• Problem details
Leave out the pictures and transcribe the rest of the records exactly.

• Record excerpts

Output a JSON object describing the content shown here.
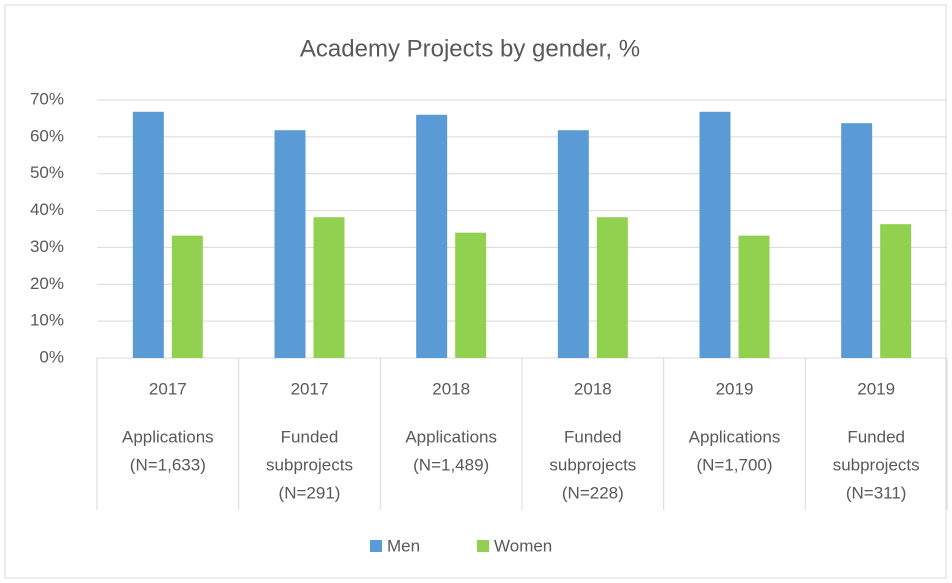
{
  "chart_data": {
    "type": "bar",
    "title": "Academy Projects by gender, %",
    "categories": [
      {
        "year": "2017",
        "lines": [
          "Applications",
          "(N=1,633)"
        ]
      },
      {
        "year": "2017",
        "lines": [
          "Funded",
          "subprojects",
          "(N=291)"
        ]
      },
      {
        "year": "2018",
        "lines": [
          "Applications",
          "(N=1,489)"
        ]
      },
      {
        "year": "2018",
        "lines": [
          "Funded",
          "subprojects",
          "(N=228)"
        ]
      },
      {
        "year": "2019",
        "lines": [
          "Applications",
          "(N=1,700)"
        ]
      },
      {
        "year": "2019",
        "lines": [
          "Funded",
          "subprojects",
          "(N=311)"
        ]
      }
    ],
    "series": [
      {
        "name": "Men",
        "color": "#5b9bd5",
        "values": [
          66.8,
          61.8,
          66,
          61.8,
          66.8,
          63.7
        ]
      },
      {
        "name": "Women",
        "color": "#92d050",
        "values": [
          33.2,
          38.2,
          34,
          38.2,
          33.2,
          36.3
        ]
      }
    ],
    "ylim": [
      0,
      70
    ],
    "yticks": [
      {
        "value": 0,
        "label": "0%"
      },
      {
        "value": 10,
        "label": "10%"
      },
      {
        "value": 20,
        "label": "20%"
      },
      {
        "value": 30,
        "label": "30%"
      },
      {
        "value": 40,
        "label": "40%"
      },
      {
        "value": 50,
        "label": "50%"
      },
      {
        "value": 60,
        "label": "60%"
      },
      {
        "value": 70,
        "label": "70%"
      }
    ],
    "grid": true,
    "legend": "bottom"
  }
}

• Answer to this task
Output a JSON object describing the content shown here.
{
  "chart_data": {
    "type": "bar",
    "title": "Academy Projects by gender, %",
    "categories": [
      {
        "year": "2017",
        "lines": [
          "Applications",
          "(N=1,633)"
        ]
      },
      {
        "year": "2017",
        "lines": [
          "Funded",
          "subprojects",
          "(N=291)"
        ]
      },
      {
        "year": "2018",
        "lines": [
          "Applications",
          "(N=1,489)"
        ]
      },
      {
        "year": "2018",
        "lines": [
          "Funded",
          "subprojects",
          "(N=228)"
        ]
      },
      {
        "year": "2019",
        "lines": [
          "Applications",
          "(N=1,700)"
        ]
      },
      {
        "year": "2019",
        "lines": [
          "Funded",
          "subprojects",
          "(N=311)"
        ]
      }
    ],
    "series": [
      {
        "name": "Men",
        "color": "#5b9bd5",
        "values": [
          66.8,
          61.8,
          66,
          61.8,
          66.8,
          63.7
        ]
      },
      {
        "name": "Women",
        "color": "#92d050",
        "values": [
          33.2,
          38.2,
          34,
          38.2,
          33.2,
          36.3
        ]
      }
    ],
    "ylim": [
      0,
      70
    ],
    "yticks": [
      {
        "value": 0,
        "label": "0%"
      },
      {
        "value": 10,
        "label": "10%"
      },
      {
        "value": 20,
        "label": "20%"
      },
      {
        "value": 30,
        "label": "30%"
      },
      {
        "value": 40,
        "label": "40%"
      },
      {
        "value": 50,
        "label": "50%"
      },
      {
        "value": 60,
        "label": "60%"
      },
      {
        "value": 70,
        "label": "70%"
      }
    ],
    "grid": true,
    "legend": "bottom"
  }
}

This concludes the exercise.